◆ **Task**
Gather all lines in the entries that include the word "name".

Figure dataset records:

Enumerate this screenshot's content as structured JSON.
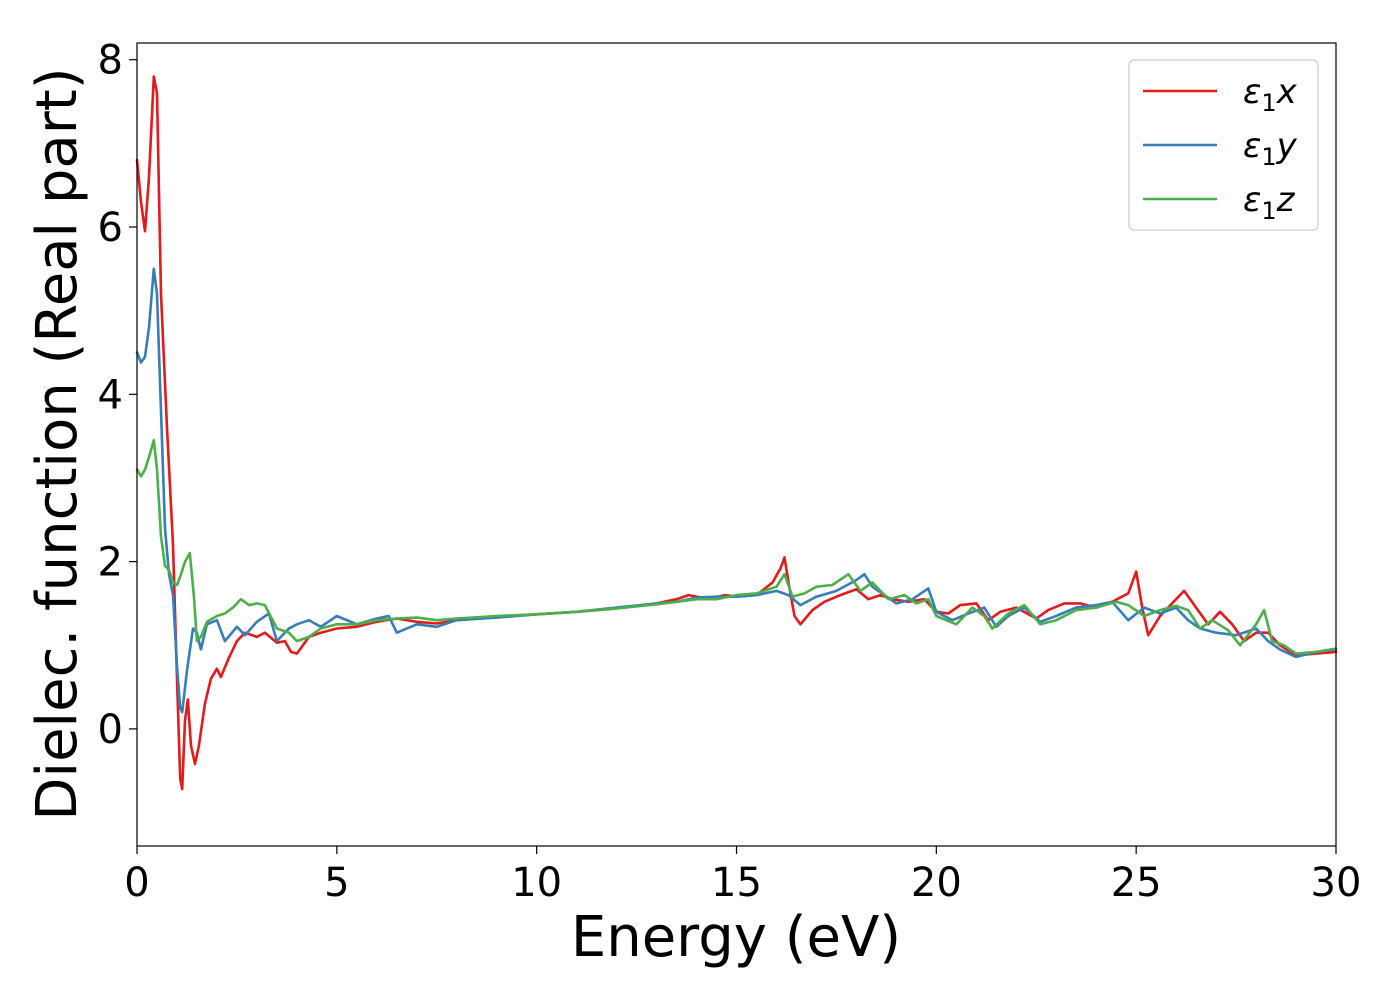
{
  "chart_data": {
    "type": "line",
    "title": "",
    "xlabel": "Energy (eV)",
    "ylabel": "Dielec. function (Real part)",
    "xlim": [
      0,
      30
    ],
    "ylim": [
      -1.4,
      8.2
    ],
    "x_ticks": [
      0,
      5,
      10,
      15,
      20,
      25,
      30
    ],
    "y_ticks": [
      0,
      2,
      4,
      6,
      8
    ],
    "grid": false,
    "legend_position": "top-right",
    "series": [
      {
        "name": "ε₁x",
        "legend_base": "ε",
        "legend_sub": "1",
        "legend_var": "x",
        "color": "#e41a1c",
        "points": [
          [
            0,
            6.8
          ],
          [
            0.1,
            6.3
          ],
          [
            0.2,
            5.95
          ],
          [
            0.3,
            6.6
          ],
          [
            0.42,
            7.8
          ],
          [
            0.5,
            7.6
          ],
          [
            0.6,
            5.2
          ],
          [
            0.75,
            3.6
          ],
          [
            0.9,
            2.2
          ],
          [
            1.0,
            0.6
          ],
          [
            1.08,
            -0.6
          ],
          [
            1.13,
            -0.72
          ],
          [
            1.2,
            0.1
          ],
          [
            1.27,
            0.35
          ],
          [
            1.35,
            -0.2
          ],
          [
            1.45,
            -0.42
          ],
          [
            1.55,
            -0.2
          ],
          [
            1.7,
            0.3
          ],
          [
            1.85,
            0.6
          ],
          [
            2.0,
            0.72
          ],
          [
            2.1,
            0.62
          ],
          [
            2.3,
            0.85
          ],
          [
            2.5,
            1.05
          ],
          [
            2.7,
            1.15
          ],
          [
            3.0,
            1.1
          ],
          [
            3.2,
            1.15
          ],
          [
            3.5,
            1.03
          ],
          [
            3.7,
            1.05
          ],
          [
            3.85,
            0.92
          ],
          [
            4.0,
            0.9
          ],
          [
            4.3,
            1.1
          ],
          [
            4.6,
            1.15
          ],
          [
            5.0,
            1.2
          ],
          [
            5.5,
            1.22
          ],
          [
            6.0,
            1.28
          ],
          [
            6.5,
            1.32
          ],
          [
            7.0,
            1.28
          ],
          [
            7.5,
            1.26
          ],
          [
            8.0,
            1.3
          ],
          [
            9.0,
            1.34
          ],
          [
            10.0,
            1.37
          ],
          [
            11.0,
            1.4
          ],
          [
            12.0,
            1.44
          ],
          [
            13.0,
            1.5
          ],
          [
            13.5,
            1.55
          ],
          [
            13.8,
            1.6
          ],
          [
            14.0,
            1.58
          ],
          [
            14.3,
            1.55
          ],
          [
            14.7,
            1.6
          ],
          [
            15.0,
            1.58
          ],
          [
            15.5,
            1.6
          ],
          [
            15.9,
            1.75
          ],
          [
            16.1,
            1.92
          ],
          [
            16.2,
            2.05
          ],
          [
            16.3,
            1.75
          ],
          [
            16.45,
            1.35
          ],
          [
            16.6,
            1.25
          ],
          [
            16.9,
            1.42
          ],
          [
            17.2,
            1.52
          ],
          [
            17.6,
            1.6
          ],
          [
            18.0,
            1.67
          ],
          [
            18.3,
            1.55
          ],
          [
            18.6,
            1.6
          ],
          [
            18.9,
            1.55
          ],
          [
            19.3,
            1.52
          ],
          [
            19.7,
            1.55
          ],
          [
            20.0,
            1.4
          ],
          [
            20.3,
            1.38
          ],
          [
            20.6,
            1.48
          ],
          [
            21.0,
            1.5
          ],
          [
            21.3,
            1.3
          ],
          [
            21.6,
            1.4
          ],
          [
            22.0,
            1.45
          ],
          [
            22.5,
            1.32
          ],
          [
            22.8,
            1.42
          ],
          [
            23.2,
            1.5
          ],
          [
            23.6,
            1.5
          ],
          [
            24.0,
            1.45
          ],
          [
            24.4,
            1.52
          ],
          [
            24.8,
            1.62
          ],
          [
            25.0,
            1.88
          ],
          [
            25.15,
            1.45
          ],
          [
            25.3,
            1.12
          ],
          [
            25.6,
            1.35
          ],
          [
            26.0,
            1.55
          ],
          [
            26.2,
            1.65
          ],
          [
            26.5,
            1.45
          ],
          [
            26.8,
            1.25
          ],
          [
            27.1,
            1.4
          ],
          [
            27.4,
            1.25
          ],
          [
            27.7,
            1.05
          ],
          [
            28.0,
            1.15
          ],
          [
            28.3,
            1.15
          ],
          [
            28.6,
            1.0
          ],
          [
            29.0,
            0.88
          ],
          [
            29.5,
            0.9
          ],
          [
            30.0,
            0.92
          ]
        ]
      },
      {
        "name": "ε₁y",
        "legend_base": "ε",
        "legend_sub": "1",
        "legend_var": "y",
        "color": "#377eb8",
        "points": [
          [
            0,
            4.5
          ],
          [
            0.1,
            4.38
          ],
          [
            0.2,
            4.45
          ],
          [
            0.3,
            4.8
          ],
          [
            0.42,
            5.5
          ],
          [
            0.5,
            5.2
          ],
          [
            0.6,
            3.8
          ],
          [
            0.7,
            2.4
          ],
          [
            0.8,
            1.85
          ],
          [
            0.9,
            1.6
          ],
          [
            1.0,
            0.75
          ],
          [
            1.08,
            0.25
          ],
          [
            1.13,
            0.2
          ],
          [
            1.25,
            0.7
          ],
          [
            1.4,
            1.2
          ],
          [
            1.5,
            1.15
          ],
          [
            1.6,
            0.95
          ],
          [
            1.75,
            1.25
          ],
          [
            2.0,
            1.3
          ],
          [
            2.2,
            1.05
          ],
          [
            2.5,
            1.22
          ],
          [
            2.7,
            1.12
          ],
          [
            3.0,
            1.28
          ],
          [
            3.3,
            1.38
          ],
          [
            3.5,
            1.05
          ],
          [
            3.8,
            1.2
          ],
          [
            4.0,
            1.25
          ],
          [
            4.3,
            1.3
          ],
          [
            4.6,
            1.22
          ],
          [
            5.0,
            1.35
          ],
          [
            5.5,
            1.25
          ],
          [
            6.0,
            1.32
          ],
          [
            6.3,
            1.35
          ],
          [
            6.5,
            1.15
          ],
          [
            7.0,
            1.25
          ],
          [
            7.5,
            1.22
          ],
          [
            8.0,
            1.3
          ],
          [
            9.0,
            1.33
          ],
          [
            10.0,
            1.37
          ],
          [
            11.0,
            1.4
          ],
          [
            12.0,
            1.45
          ],
          [
            13.0,
            1.5
          ],
          [
            13.5,
            1.52
          ],
          [
            14.0,
            1.57
          ],
          [
            14.5,
            1.58
          ],
          [
            15.0,
            1.58
          ],
          [
            15.5,
            1.6
          ],
          [
            16.0,
            1.65
          ],
          [
            16.3,
            1.6
          ],
          [
            16.6,
            1.48
          ],
          [
            17.0,
            1.58
          ],
          [
            17.5,
            1.65
          ],
          [
            18.0,
            1.78
          ],
          [
            18.2,
            1.85
          ],
          [
            18.4,
            1.7
          ],
          [
            18.7,
            1.6
          ],
          [
            19.0,
            1.5
          ],
          [
            19.4,
            1.55
          ],
          [
            19.8,
            1.68
          ],
          [
            20.0,
            1.4
          ],
          [
            20.4,
            1.3
          ],
          [
            20.8,
            1.38
          ],
          [
            21.2,
            1.45
          ],
          [
            21.5,
            1.22
          ],
          [
            21.8,
            1.35
          ],
          [
            22.2,
            1.45
          ],
          [
            22.6,
            1.28
          ],
          [
            23.0,
            1.35
          ],
          [
            23.5,
            1.45
          ],
          [
            24.0,
            1.48
          ],
          [
            24.4,
            1.52
          ],
          [
            24.8,
            1.3
          ],
          [
            25.2,
            1.45
          ],
          [
            25.6,
            1.38
          ],
          [
            26.0,
            1.45
          ],
          [
            26.3,
            1.3
          ],
          [
            26.6,
            1.2
          ],
          [
            27.0,
            1.15
          ],
          [
            27.5,
            1.12
          ],
          [
            28.0,
            1.2
          ],
          [
            28.3,
            1.05
          ],
          [
            28.6,
            0.95
          ],
          [
            29.0,
            0.86
          ],
          [
            29.5,
            0.92
          ],
          [
            30.0,
            0.95
          ]
        ]
      },
      {
        "name": "ε₁z",
        "legend_base": "ε",
        "legend_sub": "1",
        "legend_var": "z",
        "color": "#4daf4a",
        "points": [
          [
            0,
            3.1
          ],
          [
            0.1,
            3.02
          ],
          [
            0.2,
            3.1
          ],
          [
            0.3,
            3.25
          ],
          [
            0.42,
            3.45
          ],
          [
            0.5,
            3.1
          ],
          [
            0.6,
            2.3
          ],
          [
            0.7,
            1.95
          ],
          [
            0.8,
            1.9
          ],
          [
            0.9,
            1.75
          ],
          [
            1.0,
            1.72
          ],
          [
            1.1,
            1.85
          ],
          [
            1.2,
            2.0
          ],
          [
            1.32,
            2.1
          ],
          [
            1.42,
            1.6
          ],
          [
            1.5,
            1.05
          ],
          [
            1.6,
            1.1
          ],
          [
            1.75,
            1.28
          ],
          [
            2.0,
            1.35
          ],
          [
            2.2,
            1.38
          ],
          [
            2.4,
            1.45
          ],
          [
            2.6,
            1.55
          ],
          [
            2.8,
            1.48
          ],
          [
            3.0,
            1.5
          ],
          [
            3.2,
            1.48
          ],
          [
            3.5,
            1.2
          ],
          [
            3.8,
            1.15
          ],
          [
            4.0,
            1.05
          ],
          [
            4.3,
            1.1
          ],
          [
            4.6,
            1.2
          ],
          [
            5.0,
            1.25
          ],
          [
            5.5,
            1.25
          ],
          [
            6.0,
            1.3
          ],
          [
            6.5,
            1.32
          ],
          [
            7.0,
            1.33
          ],
          [
            7.5,
            1.3
          ],
          [
            8.0,
            1.32
          ],
          [
            9.0,
            1.35
          ],
          [
            10.0,
            1.37
          ],
          [
            11.0,
            1.4
          ],
          [
            12.0,
            1.44
          ],
          [
            13.0,
            1.49
          ],
          [
            13.5,
            1.52
          ],
          [
            14.0,
            1.55
          ],
          [
            14.5,
            1.55
          ],
          [
            15.0,
            1.6
          ],
          [
            15.5,
            1.62
          ],
          [
            16.0,
            1.7
          ],
          [
            16.2,
            1.85
          ],
          [
            16.4,
            1.58
          ],
          [
            16.7,
            1.62
          ],
          [
            17.0,
            1.7
          ],
          [
            17.4,
            1.72
          ],
          [
            17.8,
            1.85
          ],
          [
            18.1,
            1.65
          ],
          [
            18.4,
            1.75
          ],
          [
            18.8,
            1.55
          ],
          [
            19.2,
            1.6
          ],
          [
            19.5,
            1.5
          ],
          [
            19.8,
            1.55
          ],
          [
            20.0,
            1.35
          ],
          [
            20.5,
            1.25
          ],
          [
            20.9,
            1.45
          ],
          [
            21.2,
            1.35
          ],
          [
            21.4,
            1.2
          ],
          [
            21.8,
            1.38
          ],
          [
            22.2,
            1.48
          ],
          [
            22.6,
            1.25
          ],
          [
            23.0,
            1.3
          ],
          [
            23.5,
            1.42
          ],
          [
            24.0,
            1.45
          ],
          [
            24.5,
            1.52
          ],
          [
            24.8,
            1.48
          ],
          [
            25.2,
            1.35
          ],
          [
            25.6,
            1.42
          ],
          [
            26.0,
            1.47
          ],
          [
            26.3,
            1.42
          ],
          [
            26.6,
            1.2
          ],
          [
            26.9,
            1.3
          ],
          [
            27.3,
            1.18
          ],
          [
            27.6,
            1.0
          ],
          [
            28.0,
            1.25
          ],
          [
            28.2,
            1.42
          ],
          [
            28.4,
            1.05
          ],
          [
            28.7,
            1.0
          ],
          [
            29.0,
            0.9
          ],
          [
            29.5,
            0.92
          ],
          [
            30.0,
            0.96
          ]
        ]
      }
    ]
  }
}
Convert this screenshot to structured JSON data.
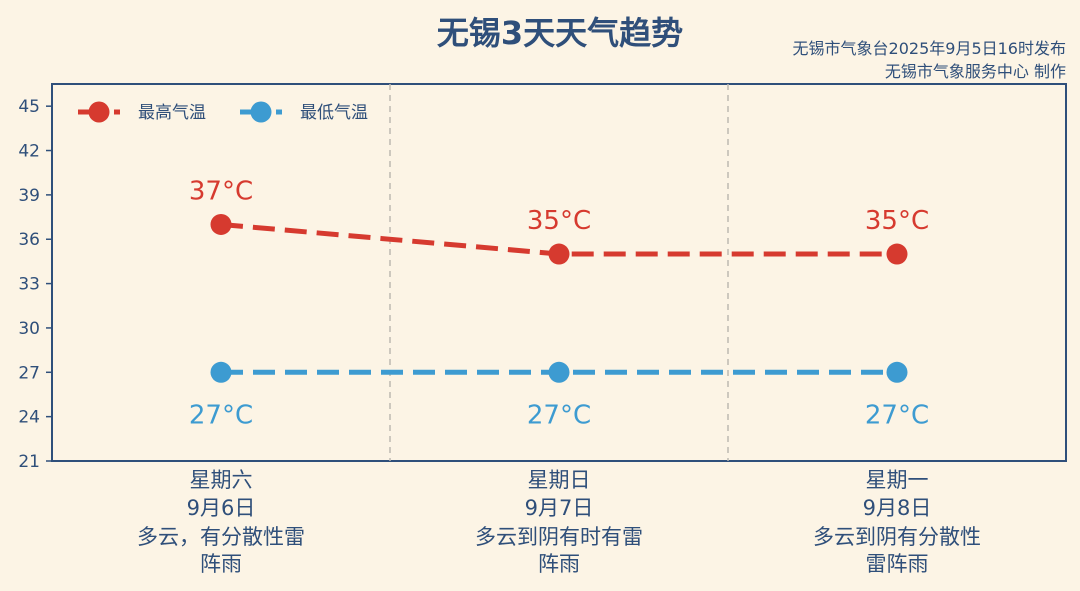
{
  "title": "无锡3天天气趋势",
  "issuer": {
    "line1": "无锡市气象台2025年9月5日16时发布",
    "line2": "无锡市气象服务中心  制作"
  },
  "colors": {
    "background": "#fcf4e5",
    "high": "#d63a2f",
    "low": "#3d9bd1",
    "axis": "#2f4f7a",
    "divider": "#bdbab2"
  },
  "chart_data": {
    "type": "line",
    "categories": [
      {
        "weekday": "星期六",
        "date": "9月6日",
        "weather": [
          "多云，有分散性雷",
          "阵雨"
        ]
      },
      {
        "weekday": "星期日",
        "date": "9月7日",
        "weather": [
          "多云到阴有时有雷",
          "阵雨"
        ]
      },
      {
        "weekday": "星期一",
        "date": "9月8日",
        "weather": [
          "多云到阴有分散性",
          "雷阵雨"
        ]
      }
    ],
    "series": [
      {
        "name": "最高气温",
        "values": [
          37,
          35,
          35
        ],
        "labels": [
          "37°C",
          "35°C",
          "35°C"
        ],
        "color": "#d63a2f",
        "label_position": "above"
      },
      {
        "name": "最低气温",
        "values": [
          27,
          27,
          27
        ],
        "labels": [
          "27°C",
          "27°C",
          "27°C"
        ],
        "color": "#3d9bd1",
        "label_position": "below"
      }
    ],
    "yticks": [
      21,
      24,
      27,
      30,
      33,
      36,
      39,
      42,
      45
    ],
    "ylim": [
      21,
      46.5
    ],
    "line_style": "dashed",
    "grid": false,
    "category_dividers": true,
    "legend_position": "top-left"
  }
}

◆ **Exercise solution**
        "name": "ε₁x",
        "name": "ε₁y",
        "name": "ε₁z",
        "name": "最高气温",
        "name": "最低气温",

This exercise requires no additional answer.